>> Start Extracted data

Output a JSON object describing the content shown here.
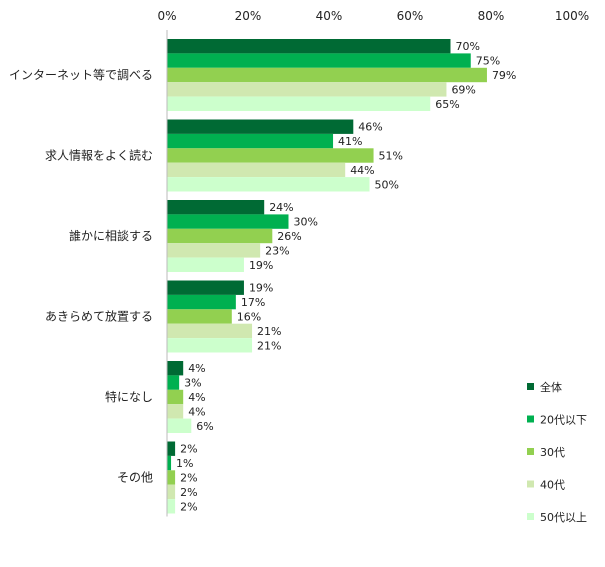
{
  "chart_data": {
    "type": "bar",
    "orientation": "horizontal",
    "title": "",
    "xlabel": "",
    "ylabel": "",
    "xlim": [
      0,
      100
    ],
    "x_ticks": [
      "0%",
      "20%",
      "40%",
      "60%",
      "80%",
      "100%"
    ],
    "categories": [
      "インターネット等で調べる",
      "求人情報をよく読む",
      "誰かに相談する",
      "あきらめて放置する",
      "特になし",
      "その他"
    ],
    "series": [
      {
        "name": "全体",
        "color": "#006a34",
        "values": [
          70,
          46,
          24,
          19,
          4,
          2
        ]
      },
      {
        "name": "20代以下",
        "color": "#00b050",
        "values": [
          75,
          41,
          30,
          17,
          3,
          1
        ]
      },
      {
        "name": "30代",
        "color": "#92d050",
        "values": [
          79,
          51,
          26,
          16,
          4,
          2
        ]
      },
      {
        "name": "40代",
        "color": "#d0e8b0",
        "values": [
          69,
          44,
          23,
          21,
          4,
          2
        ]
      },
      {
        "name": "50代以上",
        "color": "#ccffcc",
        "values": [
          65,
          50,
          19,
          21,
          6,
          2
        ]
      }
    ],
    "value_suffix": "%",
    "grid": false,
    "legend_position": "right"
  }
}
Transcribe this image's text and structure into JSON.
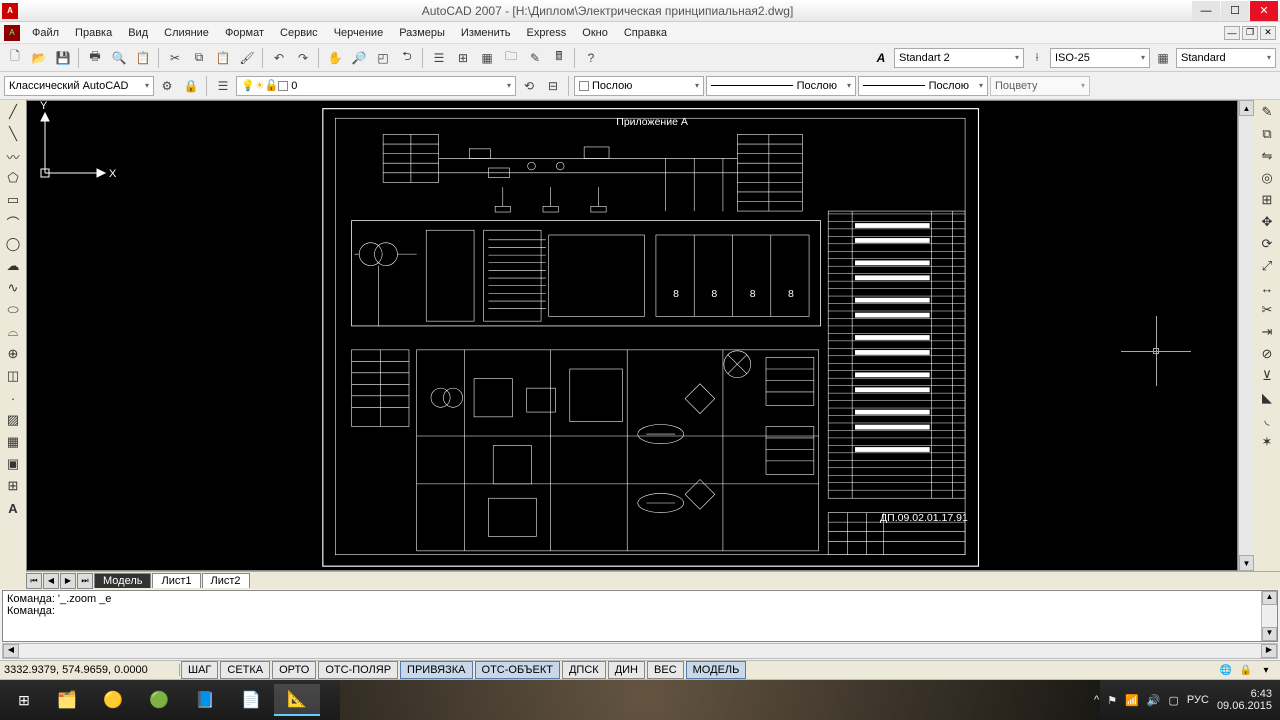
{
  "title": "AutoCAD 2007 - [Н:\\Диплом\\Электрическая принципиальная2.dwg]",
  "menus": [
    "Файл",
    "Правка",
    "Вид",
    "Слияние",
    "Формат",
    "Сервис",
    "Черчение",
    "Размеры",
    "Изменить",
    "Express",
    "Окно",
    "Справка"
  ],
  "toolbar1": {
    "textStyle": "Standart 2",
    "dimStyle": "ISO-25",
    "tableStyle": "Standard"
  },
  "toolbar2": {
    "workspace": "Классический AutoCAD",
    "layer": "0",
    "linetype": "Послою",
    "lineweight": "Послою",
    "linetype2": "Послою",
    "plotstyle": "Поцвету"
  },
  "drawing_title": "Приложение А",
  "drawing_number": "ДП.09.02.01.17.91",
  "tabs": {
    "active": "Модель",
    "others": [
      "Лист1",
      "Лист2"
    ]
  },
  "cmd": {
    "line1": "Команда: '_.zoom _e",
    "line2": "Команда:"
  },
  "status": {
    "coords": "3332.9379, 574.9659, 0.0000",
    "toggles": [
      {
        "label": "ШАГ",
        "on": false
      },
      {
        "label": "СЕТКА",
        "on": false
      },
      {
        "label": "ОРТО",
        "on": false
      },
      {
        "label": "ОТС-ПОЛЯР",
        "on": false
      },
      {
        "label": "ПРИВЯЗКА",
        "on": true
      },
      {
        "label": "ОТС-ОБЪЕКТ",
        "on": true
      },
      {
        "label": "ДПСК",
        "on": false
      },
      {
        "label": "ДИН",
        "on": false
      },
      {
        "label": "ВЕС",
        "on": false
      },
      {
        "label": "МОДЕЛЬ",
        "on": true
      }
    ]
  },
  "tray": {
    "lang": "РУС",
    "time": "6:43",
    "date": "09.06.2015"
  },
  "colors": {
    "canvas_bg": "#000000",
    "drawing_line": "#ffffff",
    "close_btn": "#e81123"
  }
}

>> End Extracted data

Aim ::
Pictures are excluded; copy all other data exactly as shown.

Finished answer ::
Output a JSON object describing the content shown here.
{
  "chart_data": {
    "type": "bar",
    "orientation": "horizontal",
    "title": "",
    "xlabel": "",
    "ylabel": "",
    "xlim": [
      0,
      100
    ],
    "x_ticks": [
      "0%",
      "20%",
      "40%",
      "60%",
      "80%",
      "100%"
    ],
    "categories": [
      "インターネット等で調べる",
      "求人情報をよく読む",
      "誰かに相談する",
      "あきらめて放置する",
      "特になし",
      "その他"
    ],
    "series": [
      {
        "name": "全体",
        "color": "#006a34",
        "values": [
          70,
          46,
          24,
          19,
          4,
          2
        ]
      },
      {
        "name": "20代以下",
        "color": "#00b050",
        "values": [
          75,
          41,
          30,
          17,
          3,
          1
        ]
      },
      {
        "name": "30代",
        "color": "#92d050",
        "values": [
          79,
          51,
          26,
          16,
          4,
          2
        ]
      },
      {
        "name": "40代",
        "color": "#d0e8b0",
        "values": [
          69,
          44,
          23,
          21,
          4,
          2
        ]
      },
      {
        "name": "50代以上",
        "color": "#ccffcc",
        "values": [
          65,
          50,
          19,
          21,
          6,
          2
        ]
      }
    ],
    "value_suffix": "%",
    "grid": false,
    "legend_position": "right"
  }
}
Transcribe this image's text and structure into JSON.
{
  "title": "AutoCAD 2007 - [Н:\\Диплом\\Электрическая принципиальная2.dwg]",
  "menus": [
    "Файл",
    "Правка",
    "Вид",
    "Слияние",
    "Формат",
    "Сервис",
    "Черчение",
    "Размеры",
    "Изменить",
    "Express",
    "Окно",
    "Справка"
  ],
  "toolbar1": {
    "textStyle": "Standart 2",
    "dimStyle": "ISO-25",
    "tableStyle": "Standard"
  },
  "toolbar2": {
    "workspace": "Классический AutoCAD",
    "layer": "0",
    "linetype": "Послою",
    "lineweight": "Послою",
    "linetype2": "Послою",
    "plotstyle": "Поцвету"
  },
  "drawing_title": "Приложение А",
  "drawing_number": "ДП.09.02.01.17.91",
  "tabs": {
    "active": "Модель",
    "others": [
      "Лист1",
      "Лист2"
    ]
  },
  "cmd": {
    "line1": "Команда: '_.zoom _e",
    "line2": "Команда:"
  },
  "status": {
    "coords": "3332.9379, 574.9659, 0.0000",
    "toggles": [
      {
        "label": "ШАГ",
        "on": false
      },
      {
        "label": "СЕТКА",
        "on": false
      },
      {
        "label": "ОРТО",
        "on": false
      },
      {
        "label": "ОТС-ПОЛЯР",
        "on": false
      },
      {
        "label": "ПРИВЯЗКА",
        "on": true
      },
      {
        "label": "ОТС-ОБЪЕКТ",
        "on": true
      },
      {
        "label": "ДПСК",
        "on": false
      },
      {
        "label": "ДИН",
        "on": false
      },
      {
        "label": "ВЕС",
        "on": false
      },
      {
        "label": "МОДЕЛЬ",
        "on": true
      }
    ]
  },
  "tray": {
    "lang": "РУС",
    "time": "6:43",
    "date": "09.06.2015"
  },
  "colors": {
    "canvas_bg": "#000000",
    "drawing_line": "#ffffff",
    "close_btn": "#e81123"
  }
}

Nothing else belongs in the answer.